• **Work instructions**
Omit all pictures and give the records below again exactly as written.

··· Rows

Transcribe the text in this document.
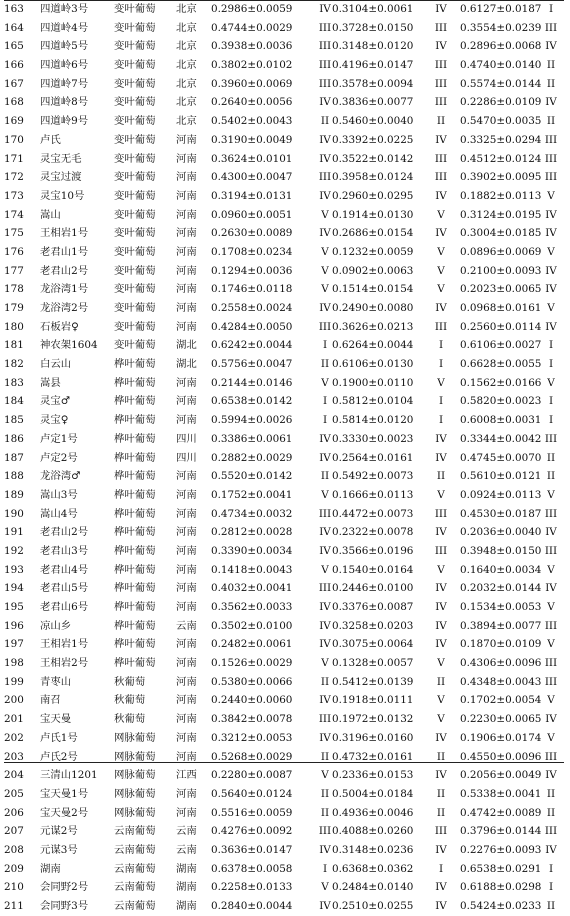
163 四道岭3号 变叶葡萄 北京 0.2986±0.0059	IV 0.3104±0.0061	IV	0.6127±0.0187 I
164 四道岭4号 变叶葡萄 北京 0.4744±0.0029	III 0.3728±0.0150	III	0.3554±0.0239 III
165 四道岭5号 变叶葡萄 北京 0.3938±0.0036	III 0.3148±0.0120	IV	0.2896±0.0068 IV
166 四道岭6号 变叶葡萄 北京 0.3802±0.0102	III 0.4196±0.0147	III	0.4740±0.0140 II
167 四道岭7号 变叶葡萄 北京 0.3960±0.0069	III 0.3578±0.0094	III	0.5574±0.0144 II
168 四道岭8号 变叶葡萄 北京 0.2640±0.0056	IV 0.3836±0.0077	III	0.2286±0.0109 IV
169 四道岭9号 变叶葡萄 北京 0.5402±0.0043	II 0.5460±0.0040	II	0.5470±0.0035 II
170 卢氏	变叶葡萄 河南 0.3190±0.0049	IV 0.3392±0.0225	IV	0.3325±0.0294 III
171 灵宝无毛	变叶葡萄 河南 0.3624±0.0101	IV 0.3522±0.0142	III	0.4512±0.0124 III
172 灵宝过渡	变叶葡萄 河南 0.4300±0.0047	III 0.3958±0.0124	III	0.3902±0.0095 III
173 灵宝10号	变叶葡萄 河南 0.3194±0.0131	IV 0.2960±0.0295	IV	0.1882±0.0113 V
174 嵩山	变叶葡萄 河南 0.0960±0.0051	V 0.1914±0.0130	V	0.3124±0.0195 IV
175 王相岩1号 变叶葡萄 河南 0.2630±0.0089	IV 0.2686±0.0154	IV	0.3004±0.0185 IV
176 老君山1号 变叶葡萄 河南 0.1708±0.0234	V 0.1232±0.0059	V	0.0896±0.0069 V
177 老君山2号 变叶葡萄 河南 0.1294±0.0036	V 0.0902±0.0063	V	0.2100±0.0093 IV
178 龙浴湾1号 变叶葡萄 河南 0.1746±0.0118	V 0.1514±0.0154	V	0.2023±0.0065 IV
179 龙浴湾2号 变叶葡萄 河南 0.2558±0.0024	IV 0.2490±0.0080	IV	0.0968±0.0161 V
180 石板岩♀	变叶葡萄 河南 0.4284±0.0050	III 0.3626±0.0213	III	0.2560±0.0114 IV
181 神农架1604 变叶葡萄 湖北 0.6242±0.0044	I 0.6264±0.0044	I	0.6106±0.0027 I
182 白云山	桦叶葡萄 湖北 0.5756±0.0047	II 0.6106±0.0130	I	0.6628±0.0055 I
183 嵩县	桦叶葡萄 河南 0.2144±0.0146	V 0.1900±0.0110	V	0.1562±0.0166 V
184 灵宝♂	桦叶葡萄 河南 0.6538±0.0142	I 0.5812±0.0104	I	0.5820±0.0023 I
185 灵宝♀	桦叶葡萄 河南 0.5994±0.0026	I 0.5814±0.0120	I	0.6008±0.0031 I
186 卢定1号	桦叶葡萄 四川 0.3386±0.0061	IV 0.3330±0.0023	IV	0.3344±0.0042 III
187 卢定2号	桦叶葡萄 四川 0.2882±0.0029	IV 0.2564±0.0161	IV	0.4745±0.0070 II
188 龙浴湾♂	桦叶葡萄 河南 0.5520±0.0142	II 0.5492±0.0073	II	0.5610±0.0121 II
189 嵩山3号	桦叶葡萄 河南 0.1752±0.0041	V 0.1666±0.0113	V	0.0924±0.0113 V
190 嵩山4号	桦叶葡萄 河南 0.4734±0.0032	III 0.4472±0.0073	III	0.4530±0.0187 III
191 老君山2号 桦叶葡萄 河南 0.2812±0.0028	IV 0.2322±0.0078	IV	0.2036±0.0040 IV
192 老君山3号 桦叶葡萄 河南 0.3390±0.0034	IV 0.3566±0.0196	III	0.3948±0.0150 III
193 老君山4号 桦叶葡萄 河南 0.1418±0.0043	V 0.1540±0.0164	V	0.1640±0.0034 V
194 老君山5号 桦叶葡萄 河南 0.4032±0.0041	III 0.2446±0.0100	IV	0.2032±0.0144 IV
195 老君山6号 桦叶葡萄 河南 0.3562±0.0033	IV 0.3376±0.0087	IV	0.1534±0.0053 V
196 凉山乡	桦叶葡萄 云南 0.3502±0.0100	IV 0.3258±0.0203	IV	0.3894±0.0077 III
197 王相岩1号 桦叶葡萄 河南 0.2482±0.0061	IV 0.3075±0.0064	IV	0.1870±0.0109 V
198 王相岩2号 桦叶葡萄 河南 0.1526±0.0029	V 0.1328±0.0057	V	0.4306±0.0096 III
199 青枣山	秋葡萄	河南 0.5380±0.0066	II 0.5412±0.0139	II	0.4348±0.0043 III
200 南召	秋葡萄	河南 0.2440±0.0060	IV 0.1918±0.0111	V	0.1702±0.0054 V
201 宝天曼	秋葡萄	河南 0.3842±0.0078	III 0.1972±0.0132	V	0.2230±0.0065 IV
202 卢氏1号	网脉葡萄 河南 0.3212±0.0053	IV 0.3196±0.0160	IV	0.1906±0.0174 V
203 卢氏2号	网脉葡萄 河南 0.5268±0.0029	II 0.4732±0.0161	II	0.4550±0.0096 III
204 三清山1201 网脉葡萄 江西 0.2280±0.0087	V 0.2336±0.0153	IV	0.2056±0.0049 IV
205 宝天曼1号 网脉葡萄 河南 0.5640±0.0124	II 0.5004±0.0184	II	0.5338±0.0041 II
206 宝天曼2号 网脉葡萄 河南 0.5516±0.0059	II 0.4936±0.0046	II	0.4742±0.0089 II
207 元谋2号	云南葡萄 云南 0.4276±0.0092	III 0.4088±0.0260	III	0.3796±0.0144 III
208 元谋3号	云南葡萄 云南 0.3636±0.0147	IV 0.3148±0.0236	IV	0.2276±0.0093 IV
209 湖南	云南葡萄 湖南 0.6378±0.0058	I 0.6368±0.0362	I	0.6538±0.0291 I
210 会同野2号 云南葡萄 湖南 0.2258±0.0133	V 0.2484±0.0140	IV	0.6188±0.0298 I
211 会同野3号 云南葡萄 湖南 0.2840±0.0044	IV 0.2510±0.0255	IV	0.5424±0.0233 II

······

• **Task result**
Transcribe the text in this document.
163 四道岭3号 变叶葡萄 北京 0.2986±0.0059	IV 0.3104±0.0061	IV	0.6127±0.0187 I
164 四道岭4号 变叶葡萄 北京 0.4744±0.0029	III 0.3728±0.0150	III	0.3554±0.0239 III
165 四道岭5号 变叶葡萄 北京 0.3938±0.0036	III 0.3148±0.0120	IV	0.2896±0.0068 IV
166 四道岭6号 变叶葡萄 北京 0.3802±0.0102	III 0.4196±0.0147	III	0.4740±0.0140 II
167 四道岭7号 变叶葡萄 北京 0.3960±0.0069	III 0.3578±0.0094	III	0.5574±0.0144 II
168 四道岭8号 变叶葡萄 北京 0.2640±0.0056	IV 0.3836±0.0077	III	0.2286±0.0109 IV
169 四道岭9号 变叶葡萄 北京 0.5402±0.0043	II 0.5460±0.0040	II	0.5470±0.0035 II
170 卢氏	变叶葡萄 河南 0.3190±0.0049	IV 0.3392±0.0225	IV	0.3325±0.0294 III
171 灵宝无毛	变叶葡萄 河南 0.3624±0.0101	IV 0.3522±0.0142	III	0.4512±0.0124 III
172 灵宝过渡	变叶葡萄 河南 0.4300±0.0047	III 0.3958±0.0124	III	0.3902±0.0095 III
173 灵宝10号	变叶葡萄 河南 0.3194±0.0131	IV 0.2960±0.0295	IV	0.1882±0.0113 V
174 嵩山	变叶葡萄 河南 0.0960±0.0051	V 0.1914±0.0130	V	0.3124±0.0195 IV
175 王相岩1号 变叶葡萄 河南 0.2630±0.0089	IV 0.2686±0.0154	IV	0.3004±0.0185 IV
176 老君山1号 变叶葡萄 河南 0.1708±0.0234	V 0.1232±0.0059	V	0.0896±0.0069 V
177 老君山2号 变叶葡萄 河南 0.1294±0.0036	V 0.0902±0.0063	V	0.2100±0.0093 IV
178 龙浴湾1号 变叶葡萄 河南 0.1746±0.0118	V 0.1514±0.0154	V	0.2023±0.0065 IV
179 龙浴湾2号 变叶葡萄 河南 0.2558±0.0024	IV 0.2490±0.0080	IV	0.0968±0.0161 V
180 石板岩♀	变叶葡萄 河南 0.4284±0.0050	III 0.3626±0.0213	III	0.2560±0.0114 IV
181 神农架1604 变叶葡萄 湖北 0.6242±0.0044	I 0.6264±0.0044	I	0.6106±0.0027 I
182 白云山	桦叶葡萄 湖北 0.5756±0.0047	II 0.6106±0.0130	I	0.6628±0.0055 I
183 嵩县	桦叶葡萄 河南 0.2144±0.0146	V 0.1900±0.0110	V	0.1562±0.0166 V
184 灵宝♂	桦叶葡萄 河南 0.6538±0.0142	I 0.5812±0.0104	I	0.5820±0.0023 I
185 灵宝♀	桦叶葡萄 河南 0.5994±0.0026	I 0.5814±0.0120	I	0.6008±0.0031 I
186 卢定1号	桦叶葡萄 四川 0.3386±0.0061	IV 0.3330±0.0023	IV	0.3344±0.0042 III
187 卢定2号	桦叶葡萄 四川 0.2882±0.0029	IV 0.2564±0.0161	IV	0.4745±0.0070 II
188 龙浴湾♂	桦叶葡萄 河南 0.5520±0.0142	II 0.5492±0.0073	II	0.5610±0.0121 II
189 嵩山3号	桦叶葡萄 河南 0.1752±0.0041	V 0.1666±0.0113	V	0.0924±0.0113 V
190 嵩山4号	桦叶葡萄 河南 0.4734±0.0032	III 0.4472±0.0073	III	0.4530±0.0187 III
191 老君山2号 桦叶葡萄 河南 0.2812±0.0028	IV 0.2322±0.0078	IV	0.2036±0.0040 IV
192 老君山3号 桦叶葡萄 河南 0.3390±0.0034	IV 0.3566±0.0196	III	0.3948±0.0150 III
193 老君山4号 桦叶葡萄 河南 0.1418±0.0043	V 0.1540±0.0164	V	0.1640±0.0034 V
194 老君山5号 桦叶葡萄 河南 0.4032±0.0041	III 0.2446±0.0100	IV	0.2032±0.0144 IV
195 老君山6号 桦叶葡萄 河南 0.3562±0.0033	IV 0.3376±0.0087	IV	0.1534±0.0053 V
196 凉山乡	桦叶葡萄 云南 0.3502±0.0100	IV 0.3258±0.0203	IV	0.3894±0.0077 III
197 王相岩1号 桦叶葡萄 河南 0.2482±0.0061	IV 0.3075±0.0064	IV	0.1870±0.0109 V
198 王相岩2号 桦叶葡萄 河南 0.1526±0.0029	V 0.1328±0.0057	V	0.4306±0.0096 III
199 青枣山	秋葡萄	河南 0.5380±0.0066	II 0.5412±0.0139	II	0.4348±0.0043 III
200 南召	秋葡萄	河南 0.2440±0.0060	IV 0.1918±0.0111	V	0.1702±0.0054 V
201 宝天曼	秋葡萄	河南 0.3842±0.0078	III 0.1972±0.0132	V	0.2230±0.0065 IV
202 卢氏1号	网脉葡萄 河南 0.3212±0.0053	IV 0.3196±0.0160	IV	0.1906±0.0174 V
203 卢氏2号	网脉葡萄 河南 0.5268±0.0029	II 0.4732±0.0161	II	0.4550±0.0096 III
204 三清山1201 网脉葡萄 江西 0.2280±0.0087	V 0.2336±0.0153	IV	0.2056±0.0049 IV
205 宝天曼1号 网脉葡萄 河南 0.5640±0.0124	II 0.5004±0.0184	II	0.5338±0.0041 II
206 宝天曼2号 网脉葡萄 河南 0.5516±0.0059	II 0.4936±0.0046	II	0.4742±0.0089 II
207 元谋2号	云南葡萄 云南 0.4276±0.0092	III 0.4088±0.0260	III	0.3796±0.0144 III
208 元谋3号	云南葡萄 云南 0.3636±0.0147	IV 0.3148±0.0236	IV	0.2276±0.0093 IV
209 湖南	云南葡萄 湖南 0.6378±0.0058	I 0.6368±0.0362	I	0.6538±0.0291 I
210 会同野2号 云南葡萄 湖南 0.2258±0.0133	V 0.2484±0.0140	IV	0.6188±0.0298 I
211 会同野3号 云南葡萄 湖南 0.2840±0.0044	IV 0.2510±0.0255	IV	0.5424±0.0233 II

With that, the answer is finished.